◆ **ENTRIES SHOWN**:
>>>>

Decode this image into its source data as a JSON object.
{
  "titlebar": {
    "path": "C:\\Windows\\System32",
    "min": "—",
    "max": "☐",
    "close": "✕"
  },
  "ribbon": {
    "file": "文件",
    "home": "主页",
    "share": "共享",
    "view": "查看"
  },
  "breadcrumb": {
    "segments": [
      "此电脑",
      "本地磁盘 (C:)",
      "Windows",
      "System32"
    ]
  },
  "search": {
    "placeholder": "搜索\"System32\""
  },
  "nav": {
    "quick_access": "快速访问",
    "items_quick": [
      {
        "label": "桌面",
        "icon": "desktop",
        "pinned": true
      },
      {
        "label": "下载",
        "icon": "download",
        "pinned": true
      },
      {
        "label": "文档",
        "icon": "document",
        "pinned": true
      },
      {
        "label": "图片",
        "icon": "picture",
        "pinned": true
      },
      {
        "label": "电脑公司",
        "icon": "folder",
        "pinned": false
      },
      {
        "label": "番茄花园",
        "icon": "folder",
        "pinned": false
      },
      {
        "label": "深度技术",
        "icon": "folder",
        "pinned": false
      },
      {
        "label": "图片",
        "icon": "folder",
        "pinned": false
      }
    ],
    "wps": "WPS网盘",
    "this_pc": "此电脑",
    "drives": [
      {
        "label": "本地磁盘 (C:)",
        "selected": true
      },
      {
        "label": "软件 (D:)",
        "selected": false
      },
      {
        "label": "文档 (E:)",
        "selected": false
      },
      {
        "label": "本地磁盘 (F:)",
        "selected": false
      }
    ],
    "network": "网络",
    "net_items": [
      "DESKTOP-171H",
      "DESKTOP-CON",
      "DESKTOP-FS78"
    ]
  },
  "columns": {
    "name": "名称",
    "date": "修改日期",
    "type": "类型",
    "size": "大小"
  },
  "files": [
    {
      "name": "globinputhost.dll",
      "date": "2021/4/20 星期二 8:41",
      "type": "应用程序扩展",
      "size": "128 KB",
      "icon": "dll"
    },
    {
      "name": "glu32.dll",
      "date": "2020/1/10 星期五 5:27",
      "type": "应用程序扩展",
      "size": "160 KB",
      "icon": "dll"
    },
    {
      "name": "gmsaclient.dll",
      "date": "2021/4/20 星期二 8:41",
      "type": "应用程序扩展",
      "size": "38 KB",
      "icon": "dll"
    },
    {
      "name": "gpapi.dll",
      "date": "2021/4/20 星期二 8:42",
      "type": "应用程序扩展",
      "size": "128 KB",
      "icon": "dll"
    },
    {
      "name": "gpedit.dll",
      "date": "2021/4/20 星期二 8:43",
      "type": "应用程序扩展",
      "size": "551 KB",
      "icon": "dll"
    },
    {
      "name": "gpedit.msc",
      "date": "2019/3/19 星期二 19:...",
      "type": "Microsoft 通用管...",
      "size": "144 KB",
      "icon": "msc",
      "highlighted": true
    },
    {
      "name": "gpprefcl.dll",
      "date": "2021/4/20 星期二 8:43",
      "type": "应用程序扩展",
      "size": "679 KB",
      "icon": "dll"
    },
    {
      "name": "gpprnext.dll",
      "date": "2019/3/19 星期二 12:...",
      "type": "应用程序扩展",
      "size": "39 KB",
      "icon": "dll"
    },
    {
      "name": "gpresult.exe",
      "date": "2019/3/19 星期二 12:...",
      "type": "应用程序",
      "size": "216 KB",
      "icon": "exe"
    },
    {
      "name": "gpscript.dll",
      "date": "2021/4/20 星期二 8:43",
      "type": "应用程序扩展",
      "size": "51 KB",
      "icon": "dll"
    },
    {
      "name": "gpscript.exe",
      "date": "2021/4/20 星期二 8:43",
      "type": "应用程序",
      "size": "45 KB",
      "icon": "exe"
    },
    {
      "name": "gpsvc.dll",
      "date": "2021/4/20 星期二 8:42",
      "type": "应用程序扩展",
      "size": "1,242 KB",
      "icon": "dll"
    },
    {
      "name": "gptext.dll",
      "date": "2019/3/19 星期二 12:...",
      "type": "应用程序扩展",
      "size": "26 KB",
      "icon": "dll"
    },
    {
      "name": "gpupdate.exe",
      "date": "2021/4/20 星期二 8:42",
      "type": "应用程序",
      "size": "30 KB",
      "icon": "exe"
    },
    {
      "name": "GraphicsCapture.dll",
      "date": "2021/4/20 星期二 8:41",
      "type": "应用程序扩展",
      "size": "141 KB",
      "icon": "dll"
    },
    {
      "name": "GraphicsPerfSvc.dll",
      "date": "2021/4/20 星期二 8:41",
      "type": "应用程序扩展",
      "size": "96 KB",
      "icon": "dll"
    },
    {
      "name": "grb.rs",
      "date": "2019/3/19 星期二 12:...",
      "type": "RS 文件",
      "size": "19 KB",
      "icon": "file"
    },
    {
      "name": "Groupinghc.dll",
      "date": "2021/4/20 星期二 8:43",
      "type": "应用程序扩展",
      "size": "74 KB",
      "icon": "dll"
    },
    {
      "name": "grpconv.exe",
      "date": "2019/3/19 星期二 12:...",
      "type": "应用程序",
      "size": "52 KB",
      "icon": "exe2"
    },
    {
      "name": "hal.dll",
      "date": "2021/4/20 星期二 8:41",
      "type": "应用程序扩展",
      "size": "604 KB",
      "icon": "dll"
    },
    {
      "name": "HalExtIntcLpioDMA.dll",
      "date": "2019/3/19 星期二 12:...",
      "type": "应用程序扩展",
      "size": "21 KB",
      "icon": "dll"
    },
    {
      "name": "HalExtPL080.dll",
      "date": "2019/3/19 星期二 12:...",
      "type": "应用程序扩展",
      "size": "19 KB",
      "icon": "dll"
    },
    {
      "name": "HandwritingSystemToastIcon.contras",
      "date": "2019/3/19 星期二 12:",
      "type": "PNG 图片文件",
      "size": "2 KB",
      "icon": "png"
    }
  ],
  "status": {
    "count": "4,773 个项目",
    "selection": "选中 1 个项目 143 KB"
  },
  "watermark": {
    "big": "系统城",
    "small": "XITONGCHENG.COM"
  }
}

<<<<

◆ **PROBLEM DETAILS**: Quote every entry exactly.

◆ **RESPONSE BELOW**:
Decode this image into its source data as a JSON object.
{
  "titlebar": {
    "path": "C:\\Windows\\System32",
    "min": "—",
    "max": "☐",
    "close": "✕"
  },
  "ribbon": {
    "file": "文件",
    "home": "主页",
    "share": "共享",
    "view": "查看"
  },
  "breadcrumb": {
    "segments": [
      "此电脑",
      "本地磁盘 (C:)",
      "Windows",
      "System32"
    ]
  },
  "search": {
    "placeholder": "搜索\"System32\""
  },
  "nav": {
    "quick_access": "快速访问",
    "items_quick": [
      {
        "label": "桌面",
        "icon": "desktop",
        "pinned": true
      },
      {
        "label": "下载",
        "icon": "download",
        "pinned": true
      },
      {
        "label": "文档",
        "icon": "document",
        "pinned": true
      },
      {
        "label": "图片",
        "icon": "picture",
        "pinned": true
      },
      {
        "label": "电脑公司",
        "icon": "folder",
        "pinned": false
      },
      {
        "label": "番茄花园",
        "icon": "folder",
        "pinned": false
      },
      {
        "label": "深度技术",
        "icon": "folder",
        "pinned": false
      },
      {
        "label": "图片",
        "icon": "folder",
        "pinned": false
      }
    ],
    "wps": "WPS网盘",
    "this_pc": "此电脑",
    "drives": [
      {
        "label": "本地磁盘 (C:)",
        "selected": true
      },
      {
        "label": "软件 (D:)",
        "selected": false
      },
      {
        "label": "文档 (E:)",
        "selected": false
      },
      {
        "label": "本地磁盘 (F:)",
        "selected": false
      }
    ],
    "network": "网络",
    "net_items": [
      "DESKTOP-171H",
      "DESKTOP-CON",
      "DESKTOP-FS78"
    ]
  },
  "columns": {
    "name": "名称",
    "date": "修改日期",
    "type": "类型",
    "size": "大小"
  },
  "files": [
    {
      "name": "globinputhost.dll",
      "date": "2021/4/20 星期二 8:41",
      "type": "应用程序扩展",
      "size": "128 KB",
      "icon": "dll"
    },
    {
      "name": "glu32.dll",
      "date": "2020/1/10 星期五 5:27",
      "type": "应用程序扩展",
      "size": "160 KB",
      "icon": "dll"
    },
    {
      "name": "gmsaclient.dll",
      "date": "2021/4/20 星期二 8:41",
      "type": "应用程序扩展",
      "size": "38 KB",
      "icon": "dll"
    },
    {
      "name": "gpapi.dll",
      "date": "2021/4/20 星期二 8:42",
      "type": "应用程序扩展",
      "size": "128 KB",
      "icon": "dll"
    },
    {
      "name": "gpedit.dll",
      "date": "2021/4/20 星期二 8:43",
      "type": "应用程序扩展",
      "size": "551 KB",
      "icon": "dll"
    },
    {
      "name": "gpedit.msc",
      "date": "2019/3/19 星期二 19:...",
      "type": "Microsoft 通用管...",
      "size": "144 KB",
      "icon": "msc",
      "highlighted": true
    },
    {
      "name": "gpprefcl.dll",
      "date": "2021/4/20 星期二 8:43",
      "type": "应用程序扩展",
      "size": "679 KB",
      "icon": "dll"
    },
    {
      "name": "gpprnext.dll",
      "date": "2019/3/19 星期二 12:...",
      "type": "应用程序扩展",
      "size": "39 KB",
      "icon": "dll"
    },
    {
      "name": "gpresult.exe",
      "date": "2019/3/19 星期二 12:...",
      "type": "应用程序",
      "size": "216 KB",
      "icon": "exe"
    },
    {
      "name": "gpscript.dll",
      "date": "2021/4/20 星期二 8:43",
      "type": "应用程序扩展",
      "size": "51 KB",
      "icon": "dll"
    },
    {
      "name": "gpscript.exe",
      "date": "2021/4/20 星期二 8:43",
      "type": "应用程序",
      "size": "45 KB",
      "icon": "exe"
    },
    {
      "name": "gpsvc.dll",
      "date": "2021/4/20 星期二 8:42",
      "type": "应用程序扩展",
      "size": "1,242 KB",
      "icon": "dll"
    },
    {
      "name": "gptext.dll",
      "date": "2019/3/19 星期二 12:...",
      "type": "应用程序扩展",
      "size": "26 KB",
      "icon": "dll"
    },
    {
      "name": "gpupdate.exe",
      "date": "2021/4/20 星期二 8:42",
      "type": "应用程序",
      "size": "30 KB",
      "icon": "exe"
    },
    {
      "name": "GraphicsCapture.dll",
      "date": "2021/4/20 星期二 8:41",
      "type": "应用程序扩展",
      "size": "141 KB",
      "icon": "dll"
    },
    {
      "name": "GraphicsPerfSvc.dll",
      "date": "2021/4/20 星期二 8:41",
      "type": "应用程序扩展",
      "size": "96 KB",
      "icon": "dll"
    },
    {
      "name": "grb.rs",
      "date": "2019/3/19 星期二 12:...",
      "type": "RS 文件",
      "size": "19 KB",
      "icon": "file"
    },
    {
      "name": "Groupinghc.dll",
      "date": "2021/4/20 星期二 8:43",
      "type": "应用程序扩展",
      "size": "74 KB",
      "icon": "dll"
    },
    {
      "name": "grpconv.exe",
      "date": "2019/3/19 星期二 12:...",
      "type": "应用程序",
      "size": "52 KB",
      "icon": "exe2"
    },
    {
      "name": "hal.dll",
      "date": "2021/4/20 星期二 8:41",
      "type": "应用程序扩展",
      "size": "604 KB",
      "icon": "dll"
    },
    {
      "name": "HalExtIntcLpioDMA.dll",
      "date": "2019/3/19 星期二 12:...",
      "type": "应用程序扩展",
      "size": "21 KB",
      "icon": "dll"
    },
    {
      "name": "HalExtPL080.dll",
      "date": "2019/3/19 星期二 12:...",
      "type": "应用程序扩展",
      "size": "19 KB",
      "icon": "dll"
    },
    {
      "name": "HandwritingSystemToastIcon.contras",
      "date": "2019/3/19 星期二 12:",
      "type": "PNG 图片文件",
      "size": "2 KB",
      "icon": "png"
    }
  ],
  "status": {
    "count": "4,773 个项目",
    "selection": "选中 1 个项目 143 KB"
  },
  "watermark": {
    "big": "系统城",
    "small": "XITONGCHENG.COM"
  }
}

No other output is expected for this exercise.